##### Information supplied

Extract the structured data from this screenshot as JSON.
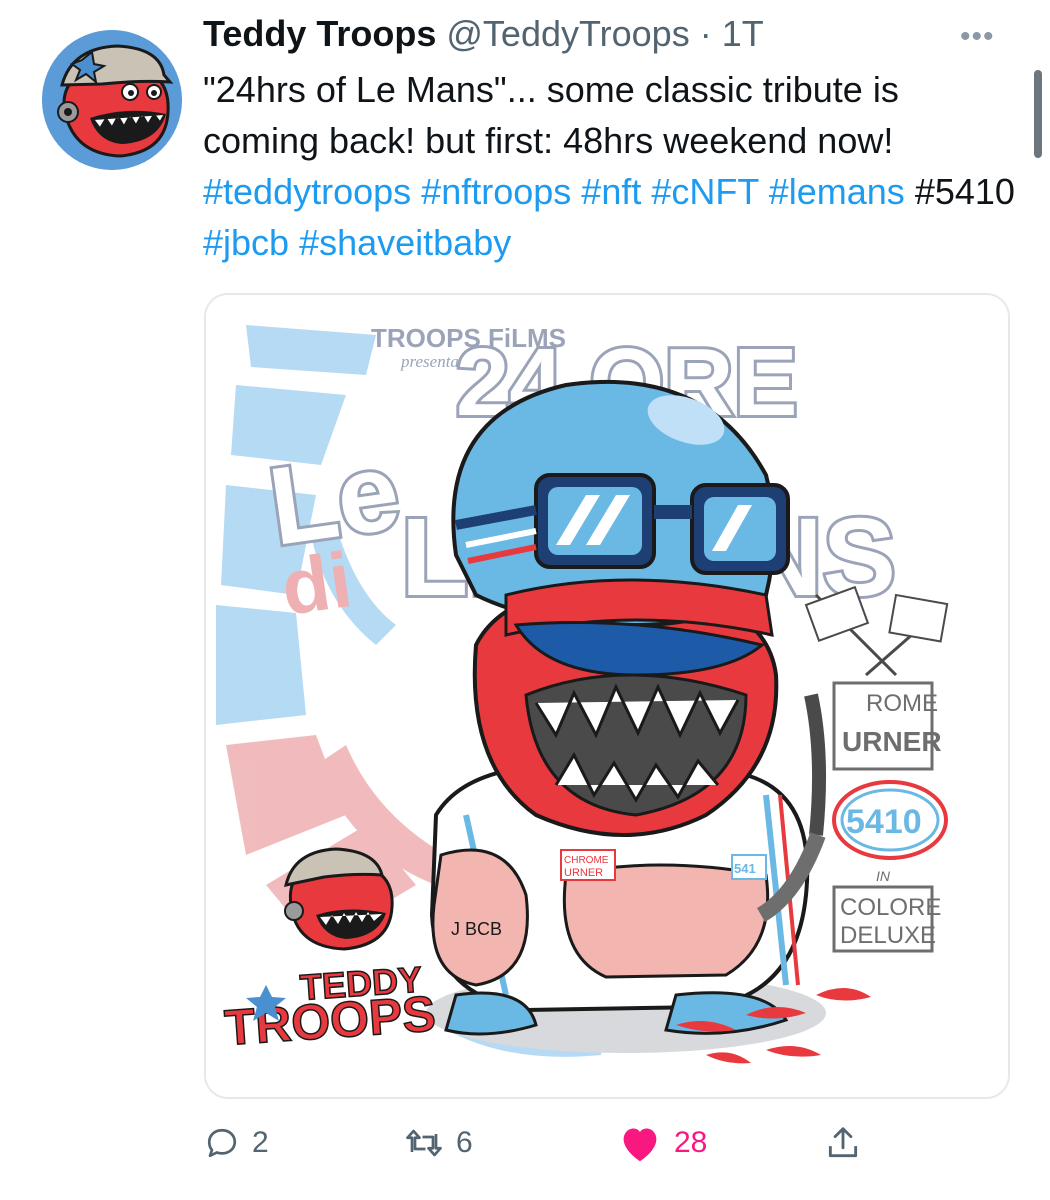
{
  "tweet": {
    "author_name": "Teddy Troops",
    "handle": "@TeddyTroops",
    "separator": "·",
    "time": "1T",
    "more_label": "•••",
    "text_parts": [
      {
        "text": "\"24hrs of Le Mans\"... some classic tribute is coming back! but first: 48hrs weekend now! ",
        "hashtag": false
      },
      {
        "text": "#teddytroops",
        "hashtag": true
      },
      {
        "text": " ",
        "hashtag": false
      },
      {
        "text": "#nftroops",
        "hashtag": true
      },
      {
        "text": " ",
        "hashtag": false
      },
      {
        "text": "#nft",
        "hashtag": true
      },
      {
        "text": " ",
        "hashtag": false
      },
      {
        "text": "#cNFT",
        "hashtag": true
      },
      {
        "text": " ",
        "hashtag": false
      },
      {
        "text": "#lemans",
        "hashtag": true
      },
      {
        "text": " #5410 ",
        "hashtag": false
      },
      {
        "text": "#jbcb",
        "hashtag": true
      },
      {
        "text": " ",
        "hashtag": false
      },
      {
        "text": "#shaveitbaby",
        "hashtag": true
      }
    ]
  },
  "media": {
    "poster": {
      "studio": "TROOPS FiLMS",
      "presents": "presenta",
      "title_le": "Le",
      "title_24ore": "24 ORE",
      "title_di": "di",
      "title_lemans": "LE MANS",
      "brand_line1": "TEDDY",
      "brand_line2": "TROOPS",
      "chrome1": "ROME",
      "chrome2": "URNER",
      "badge": "5410",
      "colore_in": "IN",
      "colore1": "COLORE",
      "colore2": "DELUXE",
      "patch1": "CHROME",
      "patch2": "URNER",
      "leg_tag": "J BCB",
      "suit_number": "541"
    }
  },
  "actions": {
    "replies": "2",
    "retweets": "6",
    "likes": "28"
  },
  "colors": {
    "hashtag": "#1d9bf0",
    "like": "#f91880",
    "muted": "#536471",
    "helmet_blue": "#6ab8e4",
    "teddy_red": "#e8393f"
  }
}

##########

Aim of the task ▸
Your task is to repeat the material above exactly, without its pictures.

Finished exercise ▸
Extract the structured data from this screenshot as JSON.
{
  "tweet": {
    "author_name": "Teddy Troops",
    "handle": "@TeddyTroops",
    "separator": "·",
    "time": "1T",
    "more_label": "•••",
    "text_parts": [
      {
        "text": "\"24hrs of Le Mans\"... some classic tribute is coming back! but first: 48hrs weekend now! ",
        "hashtag": false
      },
      {
        "text": "#teddytroops",
        "hashtag": true
      },
      {
        "text": " ",
        "hashtag": false
      },
      {
        "text": "#nftroops",
        "hashtag": true
      },
      {
        "text": " ",
        "hashtag": false
      },
      {
        "text": "#nft",
        "hashtag": true
      },
      {
        "text": " ",
        "hashtag": false
      },
      {
        "text": "#cNFT",
        "hashtag": true
      },
      {
        "text": " ",
        "hashtag": false
      },
      {
        "text": "#lemans",
        "hashtag": true
      },
      {
        "text": " #5410 ",
        "hashtag": false
      },
      {
        "text": "#jbcb",
        "hashtag": true
      },
      {
        "text": " ",
        "hashtag": false
      },
      {
        "text": "#shaveitbaby",
        "hashtag": true
      }
    ]
  },
  "media": {
    "poster": {
      "studio": "TROOPS FiLMS",
      "presents": "presenta",
      "title_le": "Le",
      "title_24ore": "24 ORE",
      "title_di": "di",
      "title_lemans": "LE MANS",
      "brand_line1": "TEDDY",
      "brand_line2": "TROOPS",
      "chrome1": "ROME",
      "chrome2": "URNER",
      "badge": "5410",
      "colore_in": "IN",
      "colore1": "COLORE",
      "colore2": "DELUXE",
      "patch1": "CHROME",
      "patch2": "URNER",
      "leg_tag": "J BCB",
      "suit_number": "541"
    }
  },
  "actions": {
    "replies": "2",
    "retweets": "6",
    "likes": "28"
  },
  "colors": {
    "hashtag": "#1d9bf0",
    "like": "#f91880",
    "muted": "#536471",
    "helmet_blue": "#6ab8e4",
    "teddy_red": "#e8393f"
  }
}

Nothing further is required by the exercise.